**Work instructions**
Using the data below, gather each line that includes the word "liability".

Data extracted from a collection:
|---|
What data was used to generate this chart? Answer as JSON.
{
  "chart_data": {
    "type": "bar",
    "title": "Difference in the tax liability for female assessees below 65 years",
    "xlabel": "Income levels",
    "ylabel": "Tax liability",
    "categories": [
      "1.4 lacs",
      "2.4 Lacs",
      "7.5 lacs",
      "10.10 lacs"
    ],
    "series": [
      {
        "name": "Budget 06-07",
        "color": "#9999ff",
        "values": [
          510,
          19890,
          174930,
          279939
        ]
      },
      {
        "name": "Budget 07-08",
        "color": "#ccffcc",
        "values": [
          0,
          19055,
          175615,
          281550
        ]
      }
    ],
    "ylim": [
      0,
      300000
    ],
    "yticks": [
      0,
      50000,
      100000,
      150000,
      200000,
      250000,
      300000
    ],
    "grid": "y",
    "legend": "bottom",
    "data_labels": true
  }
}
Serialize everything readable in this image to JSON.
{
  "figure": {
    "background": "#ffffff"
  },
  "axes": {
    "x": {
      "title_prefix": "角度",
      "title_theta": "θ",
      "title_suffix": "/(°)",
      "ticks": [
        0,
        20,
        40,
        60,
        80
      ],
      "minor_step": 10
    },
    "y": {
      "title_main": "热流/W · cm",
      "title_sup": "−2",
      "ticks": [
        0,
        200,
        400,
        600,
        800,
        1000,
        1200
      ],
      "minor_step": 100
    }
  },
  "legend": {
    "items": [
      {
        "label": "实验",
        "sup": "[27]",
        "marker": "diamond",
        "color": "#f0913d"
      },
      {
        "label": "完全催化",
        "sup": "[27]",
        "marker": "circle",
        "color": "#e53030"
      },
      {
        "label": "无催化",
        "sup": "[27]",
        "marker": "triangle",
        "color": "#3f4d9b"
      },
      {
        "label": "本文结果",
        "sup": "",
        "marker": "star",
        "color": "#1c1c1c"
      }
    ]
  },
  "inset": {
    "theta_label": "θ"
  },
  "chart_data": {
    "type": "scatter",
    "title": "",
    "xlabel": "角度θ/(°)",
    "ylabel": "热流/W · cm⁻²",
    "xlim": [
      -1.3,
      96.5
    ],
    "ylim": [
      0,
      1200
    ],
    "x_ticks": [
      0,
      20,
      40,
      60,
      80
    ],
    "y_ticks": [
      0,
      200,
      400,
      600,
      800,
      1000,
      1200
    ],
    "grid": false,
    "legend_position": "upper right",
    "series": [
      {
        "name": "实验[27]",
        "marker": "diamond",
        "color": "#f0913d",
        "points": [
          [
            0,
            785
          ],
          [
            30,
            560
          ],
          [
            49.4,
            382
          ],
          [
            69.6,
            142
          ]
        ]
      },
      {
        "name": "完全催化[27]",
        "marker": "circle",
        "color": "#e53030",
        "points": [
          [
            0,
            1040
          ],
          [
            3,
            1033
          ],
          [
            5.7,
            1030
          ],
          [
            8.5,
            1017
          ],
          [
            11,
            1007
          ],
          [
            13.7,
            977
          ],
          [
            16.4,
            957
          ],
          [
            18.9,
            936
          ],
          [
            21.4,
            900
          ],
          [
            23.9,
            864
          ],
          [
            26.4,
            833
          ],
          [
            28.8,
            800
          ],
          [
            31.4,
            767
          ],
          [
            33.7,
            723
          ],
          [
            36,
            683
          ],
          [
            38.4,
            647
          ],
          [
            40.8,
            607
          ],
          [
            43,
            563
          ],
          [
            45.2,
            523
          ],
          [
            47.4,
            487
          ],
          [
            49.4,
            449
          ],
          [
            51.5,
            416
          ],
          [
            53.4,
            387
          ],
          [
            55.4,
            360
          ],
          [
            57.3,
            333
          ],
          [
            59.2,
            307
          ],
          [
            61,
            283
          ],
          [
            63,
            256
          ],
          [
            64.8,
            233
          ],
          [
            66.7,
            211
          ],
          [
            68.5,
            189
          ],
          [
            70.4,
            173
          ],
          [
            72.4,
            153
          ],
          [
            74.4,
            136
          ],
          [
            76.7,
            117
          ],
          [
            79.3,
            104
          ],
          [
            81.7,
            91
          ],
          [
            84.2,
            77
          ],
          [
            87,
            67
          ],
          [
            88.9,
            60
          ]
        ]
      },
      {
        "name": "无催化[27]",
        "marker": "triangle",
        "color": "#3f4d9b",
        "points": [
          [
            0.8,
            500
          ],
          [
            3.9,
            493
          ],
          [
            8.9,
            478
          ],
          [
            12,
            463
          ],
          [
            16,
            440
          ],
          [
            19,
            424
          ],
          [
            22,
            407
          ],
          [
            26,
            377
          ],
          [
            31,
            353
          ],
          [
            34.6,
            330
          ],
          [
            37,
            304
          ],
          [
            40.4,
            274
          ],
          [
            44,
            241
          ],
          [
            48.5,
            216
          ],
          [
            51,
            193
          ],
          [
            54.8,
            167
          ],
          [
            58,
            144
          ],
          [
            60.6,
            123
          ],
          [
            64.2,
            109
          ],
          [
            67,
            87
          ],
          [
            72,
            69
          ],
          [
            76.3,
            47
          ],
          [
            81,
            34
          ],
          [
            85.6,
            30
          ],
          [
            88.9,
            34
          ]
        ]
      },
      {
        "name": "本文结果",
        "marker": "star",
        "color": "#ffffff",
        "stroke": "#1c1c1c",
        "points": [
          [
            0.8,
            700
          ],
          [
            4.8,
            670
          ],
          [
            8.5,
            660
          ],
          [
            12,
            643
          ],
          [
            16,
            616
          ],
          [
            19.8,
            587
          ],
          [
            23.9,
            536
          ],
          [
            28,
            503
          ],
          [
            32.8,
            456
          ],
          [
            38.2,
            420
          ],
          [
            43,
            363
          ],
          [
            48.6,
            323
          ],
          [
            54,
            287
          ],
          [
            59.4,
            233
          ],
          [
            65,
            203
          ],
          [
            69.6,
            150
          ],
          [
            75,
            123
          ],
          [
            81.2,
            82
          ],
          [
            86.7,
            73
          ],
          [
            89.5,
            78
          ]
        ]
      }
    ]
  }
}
|---|
**Response to this exercise**
    "title": "Difference in the tax liability for female assessees below 65 years",
    "ylabel": "Tax liability",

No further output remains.